● **Dataset items**:
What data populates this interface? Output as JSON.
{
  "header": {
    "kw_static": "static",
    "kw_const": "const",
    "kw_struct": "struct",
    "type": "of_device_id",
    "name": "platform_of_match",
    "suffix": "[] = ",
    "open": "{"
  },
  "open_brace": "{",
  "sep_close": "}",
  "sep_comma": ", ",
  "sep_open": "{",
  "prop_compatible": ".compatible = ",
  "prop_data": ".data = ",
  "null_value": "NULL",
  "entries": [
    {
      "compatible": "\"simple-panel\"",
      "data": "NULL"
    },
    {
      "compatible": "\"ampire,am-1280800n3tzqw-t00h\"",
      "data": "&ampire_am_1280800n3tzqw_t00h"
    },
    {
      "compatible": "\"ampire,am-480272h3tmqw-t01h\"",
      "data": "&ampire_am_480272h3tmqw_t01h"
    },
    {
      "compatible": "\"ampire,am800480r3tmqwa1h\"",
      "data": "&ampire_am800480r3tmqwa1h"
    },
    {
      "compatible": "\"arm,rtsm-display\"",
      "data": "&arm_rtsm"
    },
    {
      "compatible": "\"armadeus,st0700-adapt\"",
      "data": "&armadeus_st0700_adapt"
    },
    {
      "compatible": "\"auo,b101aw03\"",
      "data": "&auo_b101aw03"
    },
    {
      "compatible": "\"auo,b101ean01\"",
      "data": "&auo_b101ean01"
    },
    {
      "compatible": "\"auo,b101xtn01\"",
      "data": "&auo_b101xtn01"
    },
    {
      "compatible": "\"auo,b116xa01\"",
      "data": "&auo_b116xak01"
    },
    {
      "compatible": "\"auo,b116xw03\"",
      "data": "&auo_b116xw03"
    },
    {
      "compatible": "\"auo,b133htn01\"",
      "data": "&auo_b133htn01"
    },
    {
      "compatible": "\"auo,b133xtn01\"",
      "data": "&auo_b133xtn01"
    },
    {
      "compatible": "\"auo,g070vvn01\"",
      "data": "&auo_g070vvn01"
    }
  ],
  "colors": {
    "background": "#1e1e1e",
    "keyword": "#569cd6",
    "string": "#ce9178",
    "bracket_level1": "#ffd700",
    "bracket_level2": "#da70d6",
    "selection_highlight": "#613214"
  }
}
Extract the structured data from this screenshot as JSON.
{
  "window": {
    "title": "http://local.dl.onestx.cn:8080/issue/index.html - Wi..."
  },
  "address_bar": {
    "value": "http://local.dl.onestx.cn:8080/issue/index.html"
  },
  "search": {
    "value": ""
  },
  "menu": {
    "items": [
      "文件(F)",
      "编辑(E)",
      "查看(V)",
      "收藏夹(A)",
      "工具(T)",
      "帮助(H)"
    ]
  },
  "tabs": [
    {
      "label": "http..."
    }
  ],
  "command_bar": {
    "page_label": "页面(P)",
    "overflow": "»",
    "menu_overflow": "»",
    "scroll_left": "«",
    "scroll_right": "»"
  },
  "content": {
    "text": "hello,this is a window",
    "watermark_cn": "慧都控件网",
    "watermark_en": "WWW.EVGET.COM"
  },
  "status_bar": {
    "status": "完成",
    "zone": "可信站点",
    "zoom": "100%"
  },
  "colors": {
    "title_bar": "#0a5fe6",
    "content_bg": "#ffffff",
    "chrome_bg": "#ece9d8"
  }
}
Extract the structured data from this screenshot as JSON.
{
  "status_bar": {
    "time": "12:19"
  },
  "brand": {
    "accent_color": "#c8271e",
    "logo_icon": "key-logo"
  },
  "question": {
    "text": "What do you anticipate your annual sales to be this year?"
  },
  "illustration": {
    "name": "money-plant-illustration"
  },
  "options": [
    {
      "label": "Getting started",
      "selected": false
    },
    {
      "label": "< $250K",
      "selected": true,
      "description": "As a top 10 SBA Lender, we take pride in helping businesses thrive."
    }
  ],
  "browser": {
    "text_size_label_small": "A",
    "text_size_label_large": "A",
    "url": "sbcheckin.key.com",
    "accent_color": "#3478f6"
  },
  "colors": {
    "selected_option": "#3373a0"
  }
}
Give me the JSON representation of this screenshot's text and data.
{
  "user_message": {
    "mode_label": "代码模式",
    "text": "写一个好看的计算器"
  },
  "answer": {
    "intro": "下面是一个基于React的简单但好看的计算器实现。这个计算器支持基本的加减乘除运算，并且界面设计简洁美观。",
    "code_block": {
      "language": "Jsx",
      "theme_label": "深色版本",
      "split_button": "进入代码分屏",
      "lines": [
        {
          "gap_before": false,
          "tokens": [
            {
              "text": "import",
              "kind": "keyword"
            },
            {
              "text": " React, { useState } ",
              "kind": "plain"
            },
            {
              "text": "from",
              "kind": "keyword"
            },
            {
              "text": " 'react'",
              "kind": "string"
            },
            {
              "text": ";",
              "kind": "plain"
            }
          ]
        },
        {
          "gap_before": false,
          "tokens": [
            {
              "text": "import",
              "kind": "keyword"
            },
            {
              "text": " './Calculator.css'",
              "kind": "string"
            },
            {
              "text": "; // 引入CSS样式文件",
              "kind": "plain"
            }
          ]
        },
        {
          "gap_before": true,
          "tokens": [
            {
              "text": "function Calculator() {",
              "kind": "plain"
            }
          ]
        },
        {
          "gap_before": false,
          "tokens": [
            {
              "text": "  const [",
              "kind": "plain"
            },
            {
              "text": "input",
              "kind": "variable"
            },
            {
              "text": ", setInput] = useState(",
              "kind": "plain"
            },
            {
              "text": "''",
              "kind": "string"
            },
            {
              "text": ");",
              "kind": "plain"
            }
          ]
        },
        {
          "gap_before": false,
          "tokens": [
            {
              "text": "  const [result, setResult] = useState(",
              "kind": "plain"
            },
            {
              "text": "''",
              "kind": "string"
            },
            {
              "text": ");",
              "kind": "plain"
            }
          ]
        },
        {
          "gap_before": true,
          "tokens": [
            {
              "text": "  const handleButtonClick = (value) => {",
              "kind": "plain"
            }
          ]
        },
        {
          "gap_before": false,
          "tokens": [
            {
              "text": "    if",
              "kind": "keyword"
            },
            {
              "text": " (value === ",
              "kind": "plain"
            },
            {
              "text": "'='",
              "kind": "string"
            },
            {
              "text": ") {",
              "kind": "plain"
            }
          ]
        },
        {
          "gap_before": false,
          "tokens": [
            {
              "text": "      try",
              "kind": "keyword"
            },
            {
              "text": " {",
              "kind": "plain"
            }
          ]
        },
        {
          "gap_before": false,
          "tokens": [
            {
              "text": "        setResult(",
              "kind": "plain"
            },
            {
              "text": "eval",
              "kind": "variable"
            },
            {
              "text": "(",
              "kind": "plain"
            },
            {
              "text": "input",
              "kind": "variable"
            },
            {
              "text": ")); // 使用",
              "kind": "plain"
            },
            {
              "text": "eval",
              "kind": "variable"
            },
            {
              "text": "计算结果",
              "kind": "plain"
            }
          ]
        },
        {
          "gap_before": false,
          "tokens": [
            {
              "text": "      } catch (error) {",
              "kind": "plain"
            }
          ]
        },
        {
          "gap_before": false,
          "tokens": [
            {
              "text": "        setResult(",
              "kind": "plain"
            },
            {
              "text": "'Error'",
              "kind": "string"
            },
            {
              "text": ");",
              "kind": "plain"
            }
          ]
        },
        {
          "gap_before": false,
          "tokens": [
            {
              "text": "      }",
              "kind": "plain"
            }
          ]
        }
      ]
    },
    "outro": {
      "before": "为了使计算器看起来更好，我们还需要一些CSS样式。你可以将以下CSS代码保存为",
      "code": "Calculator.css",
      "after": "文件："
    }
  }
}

● **Task instructions**:
Write out every record, exactly as written.

● **Output below**:
What data populates this interface? Output as JSON.
{
  "header": {
    "kw_static": "static",
    "kw_const": "const",
    "kw_struct": "struct",
    "type": "of_device_id",
    "name": "platform_of_match",
    "suffix": "[] = ",
    "open": "{"
  },
  "open_brace": "{",
  "sep_close": "}",
  "sep_comma": ", ",
  "sep_open": "{",
  "prop_compatible": ".compatible = ",
  "prop_data": ".data = ",
  "null_value": "NULL",
  "entries": [
    {
      "compatible": "\"simple-panel\"",
      "data": "NULL"
    },
    {
      "compatible": "\"ampire,am-1280800n3tzqw-t00h\"",
      "data": "&ampire_am_1280800n3tzqw_t00h"
    },
    {
      "compatible": "\"ampire,am-480272h3tmqw-t01h\"",
      "data": "&ampire_am_480272h3tmqw_t01h"
    },
    {
      "compatible": "\"ampire,am800480r3tmqwa1h\"",
      "data": "&ampire_am800480r3tmqwa1h"
    },
    {
      "compatible": "\"arm,rtsm-display\"",
      "data": "&arm_rtsm"
    },
    {
      "compatible": "\"armadeus,st0700-adapt\"",
      "data": "&armadeus_st0700_adapt"
    },
    {
      "compatible": "\"auo,b101aw03\"",
      "data": "&auo_b101aw03"
    },
    {
      "compatible": "\"auo,b101ean01\"",
      "data": "&auo_b101ean01"
    },
    {
      "compatible": "\"auo,b101xtn01\"",
      "data": "&auo_b101xtn01"
    },
    {
      "compatible": "\"auo,b116xa01\"",
      "data": "&auo_b116xak01"
    },
    {
      "compatible": "\"auo,b116xw03\"",
      "data": "&auo_b116xw03"
    },
    {
      "compatible": "\"auo,b133htn01\"",
      "data": "&auo_b133htn01"
    },
    {
      "compatible": "\"auo,b133xtn01\"",
      "data": "&auo_b133xtn01"
    },
    {
      "compatible": "\"auo,g070vvn01\"",
      "data": "&auo_g070vvn01"
    }
  ],
  "colors": {
    "background": "#1e1e1e",
    "keyword": "#569cd6",
    "string": "#ce9178",
    "bracket_level1": "#ffd700",
    "bracket_level2": "#da70d6",
    "selection_highlight": "#613214"
  }
}
Extract the structured data from this screenshot as JSON.
{
  "window": {
    "title": "http://local.dl.onestx.cn:8080/issue/index.html - Wi..."
  },
  "address_bar": {
    "value": "http://local.dl.onestx.cn:8080/issue/index.html"
  },
  "search": {
    "value": ""
  },
  "menu": {
    "items": [
      "文件(F)",
      "编辑(E)",
      "查看(V)",
      "收藏夹(A)",
      "工具(T)",
      "帮助(H)"
    ]
  },
  "tabs": [
    {
      "label": "http..."
    }
  ],
  "command_bar": {
    "page_label": "页面(P)",
    "overflow": "»",
    "menu_overflow": "»",
    "scroll_left": "«",
    "scroll_right": "»"
  },
  "content": {
    "text": "hello,this is a window",
    "watermark_cn": "慧都控件网",
    "watermark_en": "WWW.EVGET.COM"
  },
  "status_bar": {
    "status": "完成",
    "zone": "可信站点",
    "zoom": "100%"
  },
  "colors": {
    "title_bar": "#0a5fe6",
    "content_bg": "#ffffff",
    "chrome_bg": "#ece9d8"
  }
}
Extract the structured data from this screenshot as JSON.
{
  "status_bar": {
    "time": "12:19"
  },
  "brand": {
    "accent_color": "#c8271e",
    "logo_icon": "key-logo"
  },
  "question": {
    "text": "What do you anticipate your annual sales to be this year?"
  },
  "illustration": {
    "name": "money-plant-illustration"
  },
  "options": [
    {
      "label": "Getting started",
      "selected": false
    },
    {
      "label": "< $250K",
      "selected": true,
      "description": "As a top 10 SBA Lender, we take pride in helping businesses thrive."
    }
  ],
  "browser": {
    "text_size_label_small": "A",
    "text_size_label_large": "A",
    "url": "sbcheckin.key.com",
    "accent_color": "#3478f6"
  },
  "colors": {
    "selected_option": "#3373a0"
  }
}
Give me the JSON representation of this screenshot's text and data.
{
  "user_message": {
    "mode_label": "代码模式",
    "text": "写一个好看的计算器"
  },
  "answer": {
    "intro": "下面是一个基于React的简单但好看的计算器实现。这个计算器支持基本的加减乘除运算，并且界面设计简洁美观。",
    "code_block": {
      "language": "Jsx",
      "theme_label": "深色版本",
      "split_button": "进入代码分屏",
      "lines": [
        {
          "gap_before": false,
          "tokens": [
            {
              "text": "import",
              "kind": "keyword"
            },
            {
              "text": " React, { useState } ",
              "kind": "plain"
            },
            {
              "text": "from",
              "kind": "keyword"
            },
            {
              "text": " 'react'",
              "kind": "string"
            },
            {
              "text": ";",
              "kind": "plain"
            }
          ]
        },
        {
          "gap_before": false,
          "tokens": [
            {
              "text": "import",
              "kind": "keyword"
            },
            {
              "text": " './Calculator.css'",
              "kind": "string"
            },
            {
              "text": "; // 引入CSS样式文件",
              "kind": "plain"
            }
          ]
        },
        {
          "gap_before": true,
          "tokens": [
            {
              "text": "function Calculator() {",
              "kind": "plain"
            }
          ]
        },
        {
          "gap_before": false,
          "tokens": [
            {
              "text": "  const [",
              "kind": "plain"
            },
            {
              "text": "input",
              "kind": "variable"
            },
            {
              "text": ", setInput] = useState(",
              "kind": "plain"
            },
            {
              "text": "''",
              "kind": "string"
            },
            {
              "text": ");",
              "kind": "plain"
            }
          ]
        },
        {
          "gap_before": false,
          "tokens": [
            {
              "text": "  const [result, setResult] = useState(",
              "kind": "plain"
            },
            {
              "text": "''",
              "kind": "string"
            },
            {
              "text": ");",
              "kind": "plain"
            }
          ]
        },
        {
          "gap_before": true,
          "tokens": [
            {
              "text": "  const handleButtonClick = (value) => {",
              "kind": "plain"
            }
          ]
        },
        {
          "gap_before": false,
          "tokens": [
            {
              "text": "    if",
              "kind": "keyword"
            },
            {
              "text": " (value === ",
              "kind": "plain"
            },
            {
              "text": "'='",
              "kind": "string"
            },
            {
              "text": ") {",
              "kind": "plain"
            }
          ]
        },
        {
          "gap_before": false,
          "tokens": [
            {
              "text": "      try",
              "kind": "keyword"
            },
            {
              "text": " {",
              "kind": "plain"
            }
          ]
        },
        {
          "gap_before": false,
          "tokens": [
            {
              "text": "        setResult(",
              "kind": "plain"
            },
            {
              "text": "eval",
              "kind": "variable"
            },
            {
              "text": "(",
              "kind": "plain"
            },
            {
              "text": "input",
              "kind": "variable"
            },
            {
              "text": ")); // 使用",
              "kind": "plain"
            },
            {
              "text": "eval",
              "kind": "variable"
            },
            {
              "text": "计算结果",
              "kind": "plain"
            }
          ]
        },
        {
          "gap_before": false,
          "tokens": [
            {
              "text": "      } catch (error) {",
              "kind": "plain"
            }
          ]
        },
        {
          "gap_before": false,
          "tokens": [
            {
              "text": "        setResult(",
              "kind": "plain"
            },
            {
              "text": "'Error'",
              "kind": "string"
            },
            {
              "text": ");",
              "kind": "plain"
            }
          ]
        },
        {
          "gap_before": false,
          "tokens": [
            {
              "text": "      }",
              "kind": "plain"
            }
          ]
        }
      ]
    },
    "outro": {
      "before": "为了使计算器看起来更好，我们还需要一些CSS样式。你可以将以下CSS代码保存为",
      "code": "Calculator.css",
      "after": "文件："
    }
  }
}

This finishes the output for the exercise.